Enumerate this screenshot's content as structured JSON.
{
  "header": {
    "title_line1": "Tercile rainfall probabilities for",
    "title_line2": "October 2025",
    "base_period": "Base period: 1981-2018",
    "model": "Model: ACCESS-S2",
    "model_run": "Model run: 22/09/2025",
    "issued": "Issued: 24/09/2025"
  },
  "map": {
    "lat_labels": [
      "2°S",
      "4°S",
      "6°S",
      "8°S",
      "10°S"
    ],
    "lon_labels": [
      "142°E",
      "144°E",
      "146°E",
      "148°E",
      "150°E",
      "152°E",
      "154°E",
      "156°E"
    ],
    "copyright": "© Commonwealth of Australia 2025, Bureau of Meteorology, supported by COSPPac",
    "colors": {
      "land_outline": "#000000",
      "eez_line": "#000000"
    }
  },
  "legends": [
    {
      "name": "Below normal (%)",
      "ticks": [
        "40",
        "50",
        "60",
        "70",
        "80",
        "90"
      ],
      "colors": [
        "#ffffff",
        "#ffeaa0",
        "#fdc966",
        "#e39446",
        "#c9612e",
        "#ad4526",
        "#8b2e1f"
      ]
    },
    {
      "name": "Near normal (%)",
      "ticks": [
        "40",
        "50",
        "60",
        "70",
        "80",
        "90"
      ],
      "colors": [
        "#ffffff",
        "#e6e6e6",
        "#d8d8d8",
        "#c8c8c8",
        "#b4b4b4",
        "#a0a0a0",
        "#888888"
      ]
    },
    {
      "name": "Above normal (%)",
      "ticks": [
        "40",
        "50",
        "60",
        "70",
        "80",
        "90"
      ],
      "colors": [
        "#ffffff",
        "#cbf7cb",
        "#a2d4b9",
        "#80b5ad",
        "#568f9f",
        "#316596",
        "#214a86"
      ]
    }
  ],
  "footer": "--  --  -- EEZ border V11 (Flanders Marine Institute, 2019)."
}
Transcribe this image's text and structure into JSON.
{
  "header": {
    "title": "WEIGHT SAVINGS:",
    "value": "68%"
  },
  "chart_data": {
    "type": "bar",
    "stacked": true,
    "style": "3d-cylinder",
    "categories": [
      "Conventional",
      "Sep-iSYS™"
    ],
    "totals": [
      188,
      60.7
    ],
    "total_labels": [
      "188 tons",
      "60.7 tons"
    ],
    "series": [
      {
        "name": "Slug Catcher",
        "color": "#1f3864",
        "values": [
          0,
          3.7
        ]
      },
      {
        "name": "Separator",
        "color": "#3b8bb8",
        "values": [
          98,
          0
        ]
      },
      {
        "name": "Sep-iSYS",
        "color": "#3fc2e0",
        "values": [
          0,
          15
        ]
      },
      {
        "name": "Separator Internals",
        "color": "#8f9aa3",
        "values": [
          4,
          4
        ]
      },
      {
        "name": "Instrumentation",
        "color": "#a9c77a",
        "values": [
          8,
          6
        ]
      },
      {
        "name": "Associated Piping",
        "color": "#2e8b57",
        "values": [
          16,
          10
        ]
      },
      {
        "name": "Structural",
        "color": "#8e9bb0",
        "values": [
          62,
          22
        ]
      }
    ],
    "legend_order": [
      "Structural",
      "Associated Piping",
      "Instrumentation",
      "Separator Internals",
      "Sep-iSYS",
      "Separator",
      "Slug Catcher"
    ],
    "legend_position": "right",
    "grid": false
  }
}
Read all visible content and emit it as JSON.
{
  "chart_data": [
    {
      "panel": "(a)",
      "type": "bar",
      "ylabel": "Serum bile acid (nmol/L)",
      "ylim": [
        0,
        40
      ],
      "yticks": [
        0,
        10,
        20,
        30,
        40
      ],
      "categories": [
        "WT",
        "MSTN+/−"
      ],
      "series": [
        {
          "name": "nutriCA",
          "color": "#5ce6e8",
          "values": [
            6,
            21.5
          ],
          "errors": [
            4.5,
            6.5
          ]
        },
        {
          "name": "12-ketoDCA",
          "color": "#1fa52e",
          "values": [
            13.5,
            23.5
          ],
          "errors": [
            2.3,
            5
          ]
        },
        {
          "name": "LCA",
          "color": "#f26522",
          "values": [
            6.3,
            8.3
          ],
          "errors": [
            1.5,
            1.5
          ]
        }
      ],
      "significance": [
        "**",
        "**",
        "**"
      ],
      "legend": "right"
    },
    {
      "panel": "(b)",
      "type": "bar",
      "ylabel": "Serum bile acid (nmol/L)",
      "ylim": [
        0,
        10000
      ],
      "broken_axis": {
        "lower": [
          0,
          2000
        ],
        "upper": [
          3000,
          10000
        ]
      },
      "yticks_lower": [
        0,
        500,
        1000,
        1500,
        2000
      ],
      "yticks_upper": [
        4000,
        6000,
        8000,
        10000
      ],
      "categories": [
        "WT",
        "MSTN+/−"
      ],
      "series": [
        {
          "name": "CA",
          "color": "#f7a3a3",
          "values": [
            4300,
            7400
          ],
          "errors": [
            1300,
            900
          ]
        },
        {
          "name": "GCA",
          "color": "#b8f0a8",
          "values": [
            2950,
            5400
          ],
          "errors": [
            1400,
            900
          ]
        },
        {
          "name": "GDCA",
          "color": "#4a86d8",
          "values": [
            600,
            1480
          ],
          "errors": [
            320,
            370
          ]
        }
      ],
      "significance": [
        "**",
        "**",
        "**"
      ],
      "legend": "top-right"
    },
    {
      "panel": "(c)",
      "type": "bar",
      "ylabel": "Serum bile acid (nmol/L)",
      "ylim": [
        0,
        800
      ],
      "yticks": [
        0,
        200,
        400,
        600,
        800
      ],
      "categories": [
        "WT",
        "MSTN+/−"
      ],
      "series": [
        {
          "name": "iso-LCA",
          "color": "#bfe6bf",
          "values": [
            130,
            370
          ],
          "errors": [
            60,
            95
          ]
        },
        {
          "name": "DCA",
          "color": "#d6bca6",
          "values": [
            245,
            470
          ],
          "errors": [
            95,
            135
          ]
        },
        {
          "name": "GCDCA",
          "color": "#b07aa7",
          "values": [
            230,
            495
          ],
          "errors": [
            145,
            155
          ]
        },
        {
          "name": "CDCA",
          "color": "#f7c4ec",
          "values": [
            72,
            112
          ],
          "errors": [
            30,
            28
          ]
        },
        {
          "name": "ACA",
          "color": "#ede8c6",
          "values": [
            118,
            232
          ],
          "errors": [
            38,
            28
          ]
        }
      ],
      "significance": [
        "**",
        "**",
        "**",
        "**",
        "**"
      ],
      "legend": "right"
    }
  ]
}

■ ■ ■ ■ ■ ■ ■

Problem to work on => Copy out every line of the data that includes the word "Associated".

Exercise result =>
        "name": "Associated Piping",
      "Associated Piping",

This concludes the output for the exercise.